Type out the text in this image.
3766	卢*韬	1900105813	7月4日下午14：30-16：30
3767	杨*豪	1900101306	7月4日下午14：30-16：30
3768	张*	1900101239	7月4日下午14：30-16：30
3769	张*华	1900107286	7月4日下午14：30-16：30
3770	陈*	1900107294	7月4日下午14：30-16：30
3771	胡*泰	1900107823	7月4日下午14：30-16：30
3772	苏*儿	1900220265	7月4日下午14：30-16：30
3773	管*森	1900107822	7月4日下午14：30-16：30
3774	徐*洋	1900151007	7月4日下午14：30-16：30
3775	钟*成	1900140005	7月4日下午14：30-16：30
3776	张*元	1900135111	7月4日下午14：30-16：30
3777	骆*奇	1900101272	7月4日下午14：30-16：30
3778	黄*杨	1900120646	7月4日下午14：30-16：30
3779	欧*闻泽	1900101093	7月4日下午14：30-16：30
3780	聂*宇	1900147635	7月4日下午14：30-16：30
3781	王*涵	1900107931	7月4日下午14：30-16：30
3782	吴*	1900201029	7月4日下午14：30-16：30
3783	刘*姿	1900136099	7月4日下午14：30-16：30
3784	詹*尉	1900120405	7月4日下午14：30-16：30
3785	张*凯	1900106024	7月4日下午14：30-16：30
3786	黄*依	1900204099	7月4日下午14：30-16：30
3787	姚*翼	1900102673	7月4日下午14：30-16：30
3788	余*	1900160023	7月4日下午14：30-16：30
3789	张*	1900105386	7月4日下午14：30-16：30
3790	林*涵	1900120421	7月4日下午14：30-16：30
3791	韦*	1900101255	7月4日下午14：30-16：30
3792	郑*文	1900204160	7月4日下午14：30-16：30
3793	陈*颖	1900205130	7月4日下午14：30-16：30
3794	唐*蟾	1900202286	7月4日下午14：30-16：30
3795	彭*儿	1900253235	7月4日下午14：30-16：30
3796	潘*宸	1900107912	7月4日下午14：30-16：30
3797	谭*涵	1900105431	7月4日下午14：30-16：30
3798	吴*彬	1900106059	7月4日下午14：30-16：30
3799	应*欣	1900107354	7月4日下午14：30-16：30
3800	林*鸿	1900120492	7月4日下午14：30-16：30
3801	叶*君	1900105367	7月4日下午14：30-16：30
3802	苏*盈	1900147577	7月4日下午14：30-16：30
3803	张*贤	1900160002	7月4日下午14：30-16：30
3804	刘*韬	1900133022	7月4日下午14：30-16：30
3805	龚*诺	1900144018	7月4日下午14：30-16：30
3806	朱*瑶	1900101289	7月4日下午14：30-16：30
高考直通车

● Goal of the exercise: Restate the whole listing exactly.

● Solution to the exercise:
Type out the text in this image.
3766	卢*韬	1900105813	7月4日下午14：30-16：30
3767	杨*豪	1900101306	7月4日下午14：30-16：30
3768	张*	1900101239	7月4日下午14：30-16：30
3769	张*华	1900107286	7月4日下午14：30-16：30
3770	陈*	1900107294	7月4日下午14：30-16：30
3771	胡*泰	1900107823	7月4日下午14：30-16：30
3772	苏*儿	1900220265	7月4日下午14：30-16：30
3773	管*森	1900107822	7月4日下午14：30-16：30
3774	徐*洋	1900151007	7月4日下午14：30-16：30
3775	钟*成	1900140005	7月4日下午14：30-16：30
3776	张*元	1900135111	7月4日下午14：30-16：30
3777	骆*奇	1900101272	7月4日下午14：30-16：30
3778	黄*杨	1900120646	7月4日下午14：30-16：30
3779	欧*闻泽	1900101093	7月4日下午14：30-16：30
3780	聂*宇	1900147635	7月4日下午14：30-16：30
3781	王*涵	1900107931	7月4日下午14：30-16：30
3782	吴*	1900201029	7月4日下午14：30-16：30
3783	刘*姿	1900136099	7月4日下午14：30-16：30
3784	詹*尉	1900120405	7月4日下午14：30-16：30
3785	张*凯	1900106024	7月4日下午14：30-16：30
3786	黄*依	1900204099	7月4日下午14：30-16：30
3787	姚*翼	1900102673	7月4日下午14：30-16：30
3788	余*	1900160023	7月4日下午14：30-16：30
3789	张*	1900105386	7月4日下午14：30-16：30
3790	林*涵	1900120421	7月4日下午14：30-16：30
3791	韦*	1900101255	7月4日下午14：30-16：30
3792	郑*文	1900204160	7月4日下午14：30-16：30
3793	陈*颖	1900205130	7月4日下午14：30-16：30
3794	唐*蟾	1900202286	7月4日下午14：30-16：30
3795	彭*儿	1900253235	7月4日下午14：30-16：30
3796	潘*宸	1900107912	7月4日下午14：30-16：30
3797	谭*涵	1900105431	7月4日下午14：30-16：30
3798	吴*彬	1900106059	7月4日下午14：30-16：30
3799	应*欣	1900107354	7月4日下午14：30-16：30
3800	林*鸿	1900120492	7月4日下午14：30-16：30
3801	叶*君	1900105367	7月4日下午14：30-16：30
3802	苏*盈	1900147577	7月4日下午14：30-16：30
3803	张*贤	1900160002	7月4日下午14：30-16：30
3804	刘*韬	1900133022	7月4日下午14：30-16：30
3805	龚*诺	1900144018	7月4日下午14：30-16：30
3806	朱*瑶	1900101289	7月4日下午14：30-16：30
高考直通车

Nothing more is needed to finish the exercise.